MATERIAL FOR THIS EXERCISE:
_ _ _

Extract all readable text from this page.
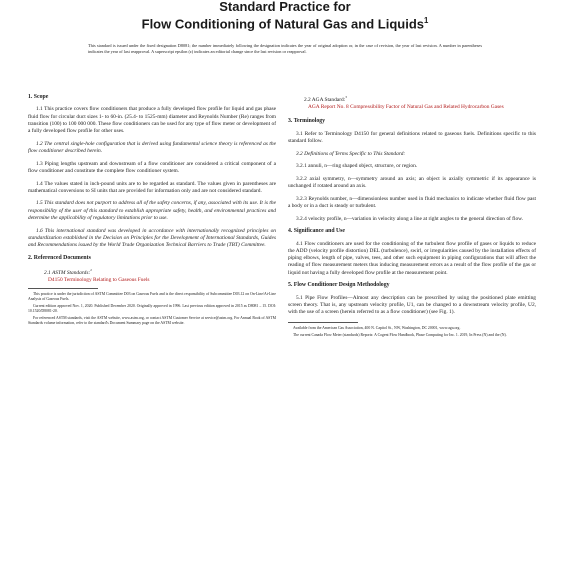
Standard Practice for
Flow Conditioning of Natural Gas and Liquids$^1$
This standard is issued under the fixed designation D8081; the number immediately following the designation indicates the year of original adoption or, in the case of revision, the year of last revision. A number in parentheses indicates the year of last reapproval. A superscript epsilon (ε) indicates an editorial change since the last revision or reapproval.
1. Scope

1.1 This practice covers flow conditioners that produce a fully developed flow profile for liquid and gas phase fluid flow for circular duct sizes 1- to 60-in. (25.4- to 1525-mm) diameter and Reynolds Number (Re) ranges from transition (100) to 100 000 000. These flow conditioners can be used for any type of flow meter or development of a fully developed flow profile for other uses.

1.2 The central single-hole configuration that is derived using fundamental science theory is referenced as the flow conditioner described herein.

1.3 Piping lengths upstream and downstream of a flow conditioner are considered a critical component of a flow conditioner and constitute the complete flow conditioner system.

1.4 The values stated in inch-pound units are to be regarded as standard. The values given in parentheses are mathematical conversions to SI units that are provided for information only and are not considered standard.

1.5 This standard does not purport to address all of the safety concerns, if any, associated with its use. It is the responsibility of the user of this standard to establish appropriate safety, health, and environmental practices and determine the applicability of regulatory limitations prior to use.

1.6 This international standard was developed in accordance with internationally recognized principles on standardization established in the Decision on Principles for the Development of International Standards, Guides and Recommendations issued by the World Trade Organization Technical Barriers to Trade (TBT) Committee.

2. Referenced Documents

2.1 ASTM Standards:$^2$

D4150 Terminology Relating to Gaseous Fuels

This practice is under the jurisdiction of ASTM Committee D03 on Gaseous Fuels and is the direct responsibility of Subcommittee D03.12 on On-Line/At-Line Analysis of Gaseous Fuels.

Current edition approved Nov. 1, 2020. Published December 2020. Originally approved in 1996. Last previous edition approved in 2015 as D8081 – 15. DOI: 10.1520/D8081-20.

For referenced ASTM standards, visit the ASTM website, www.astm.org, or contact ASTM Customer Service at service@astm.org. For Annual Book of ASTM Standards volume information, refer to the standard's Document Summary page on the ASTM website.

2.2 AGA Standard:$^3$

AGA Report No. 8 Compressibility Factor of Natural Gas and Related Hydrocarbon Gases

3. Terminology

3.1 Refer to Terminology D4150 for general definitions related to gaseous fuels. Definitions specific to this standard follow.

3.2 Definitions of Terms Specific to This Standard:

3.2.1 annuli, n—ring shaped object, structure, or region.

3.2.2 axial symmetry, n—symmetry around an axis; an object is axially symmetric if its appearance is unchanged if rotated around an axis.

3.2.3 Reynolds number, n—dimensionless number used in fluid mechanics to indicate whether fluid flow past a body or in a duct is steady or turbulent.

3.2.4 velocity profile, n—variation in velocity along a line at right angles to the general direction of flow.

4. Significance and Use

4.1 Flow conditioners are used for the conditioning of the turbulent flow profile of gases or liquids to reduce the ADD (velocity profile distortion) DEL (turbulence), swirl, or irregularities caused by the installation effects of piping elbows, length of pipe, valves, tees, and other such equipment in piping configurations that will affect the reading of flow measurement meters thus inducing measurement errors as a result of the flow profile of the gas or liquid not having a fully developed flow profile at the measurement point.

5. Flow Conditioner Design Methodology

5.1 Pipe Flow Profiles—Almost any description can be prescribed by using the positioned plate emitting screen theory. That is, any upstream velocity profile, U1, can be changed to a downstream velocity profile, U2, with the use of a screen (herein referred to as a flow conditioner) (see Fig. 1).

Available from the American Gas Association, 400 N. Capitol St., NW, Washington, DC 20001, www.aga.org.

The current Canada Flow Meter (standards) Reports: A Cogent Flow Handbook, Phase Computing for Inc. 1. 2019, In Press (N) and the (N).
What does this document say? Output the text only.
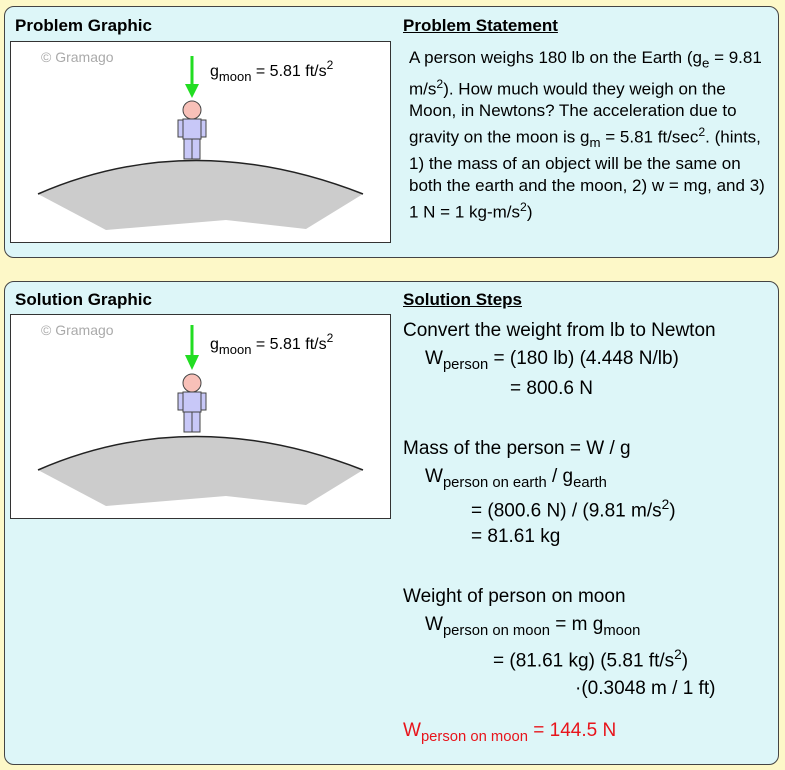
Problem Graphic	Problem Statement
© Gramago
$g_{moon} = 5.81$ $ft/s^2$	A person weighs 180 lb on the Earth ($g_e = 9.81$ $m/s^2$). How much would they weigh on the Moon, in Newtons? The acceleration due to gravity on the moon is $g_m = 5.81$ $ft/\sec^2$. (hints, 1) the mass of an object will be the same on both the earth and the moon, 2) w = mg, and 3) 1 N = 1 $kg-m/s^2$)
Solution Graphic	Solution Steps
© Gramago
$g_{moon} = 5.81$ $ft/s^2$	Convert the weight from lb to Newton
$W_{person} = (180$ lb) (4.448 N/lb)
= 800.6 N
Mass of the person = W / g
$W_{person on earth} / g_{earth}$
= (800.6 N) / (9.81 $m/s^2$)
= 81.61 kg
Weight of person on moon
$W_{person on moon} = m$ $g_{moon}$
= (81.61 kg) (5.81 $ft/s^2$)
·(0.3048 m / 1 ft)
$W_{person on moon} = 144.5$ N
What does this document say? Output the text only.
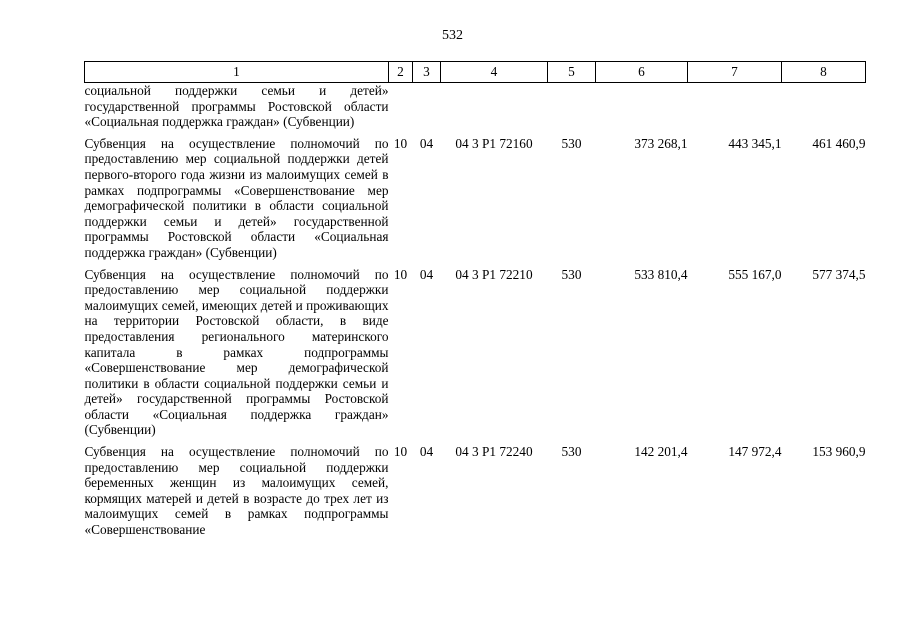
532
1	2	3	4	5	6	7	8
социальной поддержки семьи и детей» государственной программы Ростовской области «Социальная поддержка граждан» (Субвенции)							
Субвенция на осуществление полномочий по предоставлению мер социальной поддержки детей первого-второго года жизни из малоимущих семей в рамках подпрограммы «Совершенствование мер демографической политики в области социальной поддержки семьи и детей» государственной программы Ростовской области «Социальная поддержка граждан» (Субвенции)	10	04	04 3 P1 72160	530	373 268,1	443 345,1	461 460,9
Субвенция на осуществление полномочий по предоставлению мер социальной поддержки малоимущих семей, имеющих детей и проживающих на территории Ростовской области, в виде предоставления регионального материнского капитала в рамках подпрограммы «Совершенствование мер демографической политики в области социальной поддержки семьи и детей» государственной программы Ростовской области «Социальная поддержка граждан» (Субвенции)	10	04	04 3 P1 72210	530	533 810,4	555 167,0	577 374,5
Субвенция на осуществление полномочий по предоставлению мер социальной поддержки беременных женщин из малоимущих семей, кормящих матерей и детей в возрасте до трех лет из малоимущих семей в рамках подпрограммы «Совершенствование	10	04	04 3 P1 72240	530	142 201,4	147 972,4	153 960,9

_ _ _

REQUIRED TASK:
Transcribe the listing in full and omit the pictures.

ANSWER:
Extract all readable text from this page.
Standard Practice for
Flow Conditioning of Natural Gas and Liquids$^1$
This standard is issued under the fixed designation D8081; the number immediately following the designation indicates the year of original adoption or, in the case of revision, the year of last revision. A number in parentheses indicates the year of last reapproval. A superscript epsilon (ε) indicates an editorial change since the last revision or reapproval.
1. Scope

1.1 This practice covers flow conditioners that produce a fully developed flow profile for liquid and gas phase fluid flow for circular duct sizes 1- to 60-in. (25.4- to 1525-mm) diameter and Reynolds Number (Re) ranges from transition (100) to 100 000 000. These flow conditioners can be used for any type of flow meter or development of a fully developed flow profile for other uses.

1.2 The central single-hole configuration that is derived using fundamental science theory is referenced as the flow conditioner described herein.

1.3 Piping lengths upstream and downstream of a flow conditioner are considered a critical component of a flow conditioner and constitute the complete flow conditioner system.

1.4 The values stated in inch-pound units are to be regarded as standard. The values given in parentheses are mathematical conversions to SI units that are provided for information only and are not considered standard.

1.5 This standard does not purport to address all of the safety concerns, if any, associated with its use. It is the responsibility of the user of this standard to establish appropriate safety, health, and environmental practices and determine the applicability of regulatory limitations prior to use.

1.6 This international standard was developed in accordance with internationally recognized principles on standardization established in the Decision on Principles for the Development of International Standards, Guides and Recommendations issued by the World Trade Organization Technical Barriers to Trade (TBT) Committee.

2. Referenced Documents

2.1 ASTM Standards:$^2$

D4150 Terminology Relating to Gaseous Fuels

This practice is under the jurisdiction of ASTM Committee D03 on Gaseous Fuels and is the direct responsibility of Subcommittee D03.12 on On-Line/At-Line Analysis of Gaseous Fuels.

Current edition approved Nov. 1, 2020. Published December 2020. Originally approved in 1996. Last previous edition approved in 2015 as D8081 – 15. DOI: 10.1520/D8081-20.

For referenced ASTM standards, visit the ASTM website, www.astm.org, or contact ASTM Customer Service at service@astm.org. For Annual Book of ASTM Standards volume information, refer to the standard's Document Summary page on the ASTM website.

2.2 AGA Standard:$^3$

AGA Report No. 8 Compressibility Factor of Natural Gas and Related Hydrocarbon Gases

3. Terminology

3.1 Refer to Terminology D4150 for general definitions related to gaseous fuels. Definitions specific to this standard follow.

3.2 Definitions of Terms Specific to This Standard:

3.2.1 annuli, n—ring shaped object, structure, or region.

3.2.2 axial symmetry, n—symmetry around an axis; an object is axially symmetric if its appearance is unchanged if rotated around an axis.

3.2.3 Reynolds number, n—dimensionless number used in fluid mechanics to indicate whether fluid flow past a body or in a duct is steady or turbulent.

3.2.4 velocity profile, n—variation in velocity along a line at right angles to the general direction of flow.

4. Significance and Use

4.1 Flow conditioners are used for the conditioning of the turbulent flow profile of gases or liquids to reduce the ADD (velocity profile distortion) DEL (turbulence), swirl, or irregularities caused by the installation effects of piping elbows, length of pipe, valves, tees, and other such equipment in piping configurations that will affect the reading of flow measurement meters thus inducing measurement errors as a result of the flow profile of the gas or liquid not having a fully developed flow profile at the measurement point.

5. Flow Conditioner Design Methodology

5.1 Pipe Flow Profiles—Almost any description can be prescribed by using the positioned plate emitting screen theory. That is, any upstream velocity profile, U1, can be changed to a downstream velocity profile, U2, with the use of a screen (herein referred to as a flow conditioner) (see Fig. 1).

Available from the American Gas Association, 400 N. Capitol St., NW, Washington, DC 20001, www.aga.org.

The current Canada Flow Meter (standards) Reports: A Cogent Flow Handbook, Phase Computing for Inc. 1. 2019, In Press (N) and the (N).
What does this document say? Output the text only.
Problem Graphic	Problem Statement
© Gramago
$g_{moon} = 5.81$ $ft/s^2$	A person weighs 180 lb on the Earth ($g_e = 9.81$ $m/s^2$). How much would they weigh on the Moon, in Newtons? The acceleration due to gravity on the moon is $g_m = 5.81$ $ft/\sec^2$. (hints, 1) the mass of an object will be the same on both the earth and the moon, 2) w = mg, and 3) 1 N = 1 $kg-m/s^2$)
Solution Graphic	Solution Steps
© Gramago
$g_{moon} = 5.81$ $ft/s^2$	Convert the weight from lb to Newton
$W_{person} = (180$ lb) (4.448 N/lb)
= 800.6 N
Mass of the person = W / g
$W_{person on earth} / g_{earth}$
= (800.6 N) / (9.81 $m/s^2$)
= 81.61 kg
Weight of person on moon
$W_{person on moon} = m$ $g_{moon}$
= (81.61 kg) (5.81 $ft/s^2$)
·(0.3048 m / 1 ft)
$W_{person on moon} = 144.5$ N
What does this document say? Output the text only.
532
1	2	3	4	5	6	7	8
социальной поддержки семьи и детей» государственной программы Ростовской области «Социальная поддержка граждан» (Субвенции)							
Субвенция на осуществление полномочий по предоставлению мер социальной поддержки детей первого-второго года жизни из малоимущих семей в рамках подпрограммы «Совершенствование мер демографической политики в области социальной поддержки семьи и детей» государственной программы Ростовской области «Социальная поддержка граждан» (Субвенции)	10	04	04 3 P1 72160	530	373 268,1	443 345,1	461 460,9
Субвенция на осуществление полномочий по предоставлению мер социальной поддержки малоимущих семей, имеющих детей и проживающих на территории Ростовской области, в виде предоставления регионального материнского капитала в рамках подпрограммы «Совершенствование мер демографической политики в области социальной поддержки семьи и детей» государственной программы Ростовской области «Социальная поддержка граждан» (Субвенции)	10	04	04 3 P1 72210	530	533 810,4	555 167,0	577 374,5
Субвенция на осуществление полномочий по предоставлению мер социальной поддержки беременных женщин из малоимущих семей, кормящих матерей и детей в возрасте до трех лет из малоимущих семей в рамках подпрограммы «Совершенствование	10	04	04 3 P1 72240	530	142 201,4	147 972,4	153 960,9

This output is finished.